ЗАДАНИЕ 1 » Сократите абзац исходного текста, начинающийся словами «Еще одно весьма существенное отличие», и изложите его в виде списка, сохранив основные факты.

ИСХОДНЫЙ ТЕКСТ »
——
Еще одно весьма существенное отличие онтогенеза и филогенеза языка состоит в том, что человек выучивает язык в общении с теми, кто его уже знает (и это является необходимым условием, см. гл. 1; даже если родители – носители пиджина, все равно есть хотя бы один настоящий язык, которым они владеют в совершенстве, – их родной язык). Как показывают наблюдения психолингвистов, диалоги детей со взрослыми более чем вдвое (в среднем) длиннее, чем диалоги детей с детьми (лучше всего детям удается поддерживать беседу, когда они вступают в разговор взрослого с ребенком на пару лет старше их, – в этом случае их реплики не сбивают разговор с обсуждаемой темы, а самих реплик может быть больше, чем обычно бывает в разговоре с этим же взрослым или с этим же ребенком)153.
——
ЗАДАНИЕ 2 » Перепишите без изменений строки записей, начиная с первой строки записей и заканчивая строкой, содержащей «chevron-down-icon: [185, 207, 201, 221]», включая обе эти строки.

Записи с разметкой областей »
——
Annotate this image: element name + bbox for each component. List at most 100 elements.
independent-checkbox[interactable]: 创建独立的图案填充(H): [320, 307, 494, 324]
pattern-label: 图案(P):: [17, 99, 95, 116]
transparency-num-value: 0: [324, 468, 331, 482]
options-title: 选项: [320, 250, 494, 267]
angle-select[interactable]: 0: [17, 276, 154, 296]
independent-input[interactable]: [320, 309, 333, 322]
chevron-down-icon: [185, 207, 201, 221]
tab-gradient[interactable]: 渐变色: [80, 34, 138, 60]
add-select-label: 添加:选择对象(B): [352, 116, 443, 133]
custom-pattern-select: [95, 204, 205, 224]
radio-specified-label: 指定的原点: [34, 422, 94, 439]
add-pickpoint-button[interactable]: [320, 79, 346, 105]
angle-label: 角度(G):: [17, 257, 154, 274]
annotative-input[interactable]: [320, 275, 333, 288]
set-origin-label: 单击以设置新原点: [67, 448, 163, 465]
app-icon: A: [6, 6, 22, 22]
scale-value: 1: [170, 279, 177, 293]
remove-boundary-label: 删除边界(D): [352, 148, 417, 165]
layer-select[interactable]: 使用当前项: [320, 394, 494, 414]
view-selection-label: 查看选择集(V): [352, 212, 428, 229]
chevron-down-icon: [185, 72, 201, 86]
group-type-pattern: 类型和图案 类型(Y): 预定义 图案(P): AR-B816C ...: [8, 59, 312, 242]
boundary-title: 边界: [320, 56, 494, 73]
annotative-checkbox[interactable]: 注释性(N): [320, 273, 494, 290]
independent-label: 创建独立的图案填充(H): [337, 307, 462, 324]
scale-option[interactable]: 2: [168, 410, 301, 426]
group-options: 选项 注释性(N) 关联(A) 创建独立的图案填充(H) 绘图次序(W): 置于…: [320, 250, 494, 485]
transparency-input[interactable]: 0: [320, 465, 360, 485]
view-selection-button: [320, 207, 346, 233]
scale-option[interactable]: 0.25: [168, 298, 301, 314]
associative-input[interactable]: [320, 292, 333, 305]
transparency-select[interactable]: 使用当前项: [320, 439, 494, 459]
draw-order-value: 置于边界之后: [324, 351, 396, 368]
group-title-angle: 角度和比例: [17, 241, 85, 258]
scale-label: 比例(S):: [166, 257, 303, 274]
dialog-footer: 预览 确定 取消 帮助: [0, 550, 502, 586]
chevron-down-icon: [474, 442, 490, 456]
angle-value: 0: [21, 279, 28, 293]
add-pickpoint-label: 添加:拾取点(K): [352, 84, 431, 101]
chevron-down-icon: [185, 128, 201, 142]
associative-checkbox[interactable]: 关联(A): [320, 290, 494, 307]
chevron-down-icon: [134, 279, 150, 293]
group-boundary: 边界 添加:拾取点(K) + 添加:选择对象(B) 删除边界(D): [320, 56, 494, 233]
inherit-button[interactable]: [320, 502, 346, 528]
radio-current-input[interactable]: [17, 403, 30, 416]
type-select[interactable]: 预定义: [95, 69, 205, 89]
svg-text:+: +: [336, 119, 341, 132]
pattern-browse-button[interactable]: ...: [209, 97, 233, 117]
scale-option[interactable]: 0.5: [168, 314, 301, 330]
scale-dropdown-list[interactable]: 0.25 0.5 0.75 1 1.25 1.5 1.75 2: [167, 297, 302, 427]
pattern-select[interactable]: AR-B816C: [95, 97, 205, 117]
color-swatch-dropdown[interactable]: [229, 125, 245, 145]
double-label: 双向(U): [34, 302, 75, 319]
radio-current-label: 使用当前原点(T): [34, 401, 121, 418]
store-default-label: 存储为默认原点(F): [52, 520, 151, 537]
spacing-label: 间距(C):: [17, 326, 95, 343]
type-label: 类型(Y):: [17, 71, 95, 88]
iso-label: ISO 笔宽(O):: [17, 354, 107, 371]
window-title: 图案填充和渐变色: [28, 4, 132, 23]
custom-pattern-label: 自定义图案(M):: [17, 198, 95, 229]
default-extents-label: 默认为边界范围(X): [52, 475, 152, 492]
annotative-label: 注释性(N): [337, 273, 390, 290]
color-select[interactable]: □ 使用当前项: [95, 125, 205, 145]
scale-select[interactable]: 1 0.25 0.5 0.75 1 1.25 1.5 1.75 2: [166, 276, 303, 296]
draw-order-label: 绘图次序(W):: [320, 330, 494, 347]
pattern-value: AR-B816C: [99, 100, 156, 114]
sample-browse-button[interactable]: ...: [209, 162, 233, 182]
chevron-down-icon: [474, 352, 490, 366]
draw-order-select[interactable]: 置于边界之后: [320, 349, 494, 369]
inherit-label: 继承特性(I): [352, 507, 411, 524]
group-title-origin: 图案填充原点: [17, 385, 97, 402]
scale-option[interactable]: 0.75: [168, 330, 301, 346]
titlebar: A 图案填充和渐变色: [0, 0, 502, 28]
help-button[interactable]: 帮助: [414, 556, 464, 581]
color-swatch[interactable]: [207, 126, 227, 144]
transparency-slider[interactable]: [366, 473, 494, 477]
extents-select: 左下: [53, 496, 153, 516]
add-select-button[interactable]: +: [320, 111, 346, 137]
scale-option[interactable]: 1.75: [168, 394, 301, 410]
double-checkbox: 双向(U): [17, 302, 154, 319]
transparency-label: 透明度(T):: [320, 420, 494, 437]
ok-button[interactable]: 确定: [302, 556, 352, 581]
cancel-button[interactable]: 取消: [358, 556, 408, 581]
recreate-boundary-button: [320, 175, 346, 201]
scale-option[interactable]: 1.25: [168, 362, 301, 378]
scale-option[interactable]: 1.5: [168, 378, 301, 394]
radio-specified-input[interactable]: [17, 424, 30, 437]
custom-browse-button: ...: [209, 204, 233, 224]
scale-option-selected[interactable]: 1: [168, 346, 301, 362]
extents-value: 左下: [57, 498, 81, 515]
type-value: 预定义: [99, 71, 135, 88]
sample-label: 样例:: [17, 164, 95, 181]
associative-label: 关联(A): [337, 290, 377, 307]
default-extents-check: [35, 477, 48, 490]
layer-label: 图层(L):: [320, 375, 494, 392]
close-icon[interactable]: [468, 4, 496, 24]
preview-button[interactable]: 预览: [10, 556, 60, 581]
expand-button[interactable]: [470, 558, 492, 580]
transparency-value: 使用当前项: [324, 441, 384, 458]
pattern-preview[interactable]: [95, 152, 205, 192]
——
РЕЗУЛЬТАТ ВЫПОЛНЕНИЯ 1 »
- Онтогенез языка существенно отличается от филогенеза тем, что человек выучивает язык в общении с теми, кто его уже знает. Это необходимое условие.
- Даже если родители говорят на пиджине, у них есть хотя бы один настоящий язык, которым они владеют в совершенстве, — их родной язык.
- По наблюдениям психолингвистов, диалоги детей со взрослыми в среднем более чем вдвое длиннее диалогов детей с детьми.
- Лучше всего дети поддерживают беседу, когда вступают в разговор взрослого с ребенком на пару лет старше их. Тогда их реплики не уводят разговор от темы, а самих реплик может быть больше, чем в разговоре только с этим взрослым или только с этим ребенком.

РЕЗУЛЬТАТ ВЫПОЛНЕНИЯ 2 »
Annotate this image: element name + bbox for each component. List at most 100 elements.
independent-checkbox[interactable]: 创建独立的图案填充(H): [320, 307, 494, 324]
pattern-label: 图案(P):: [17, 99, 95, 116]
transparency-num-value: 0: [324, 468, 331, 482]
options-title: 选项: [320, 250, 494, 267]
angle-select[interactable]: 0: [17, 276, 154, 296]
independent-input[interactable]: [320, 309, 333, 322]
chevron-down-icon: [185, 207, 201, 221]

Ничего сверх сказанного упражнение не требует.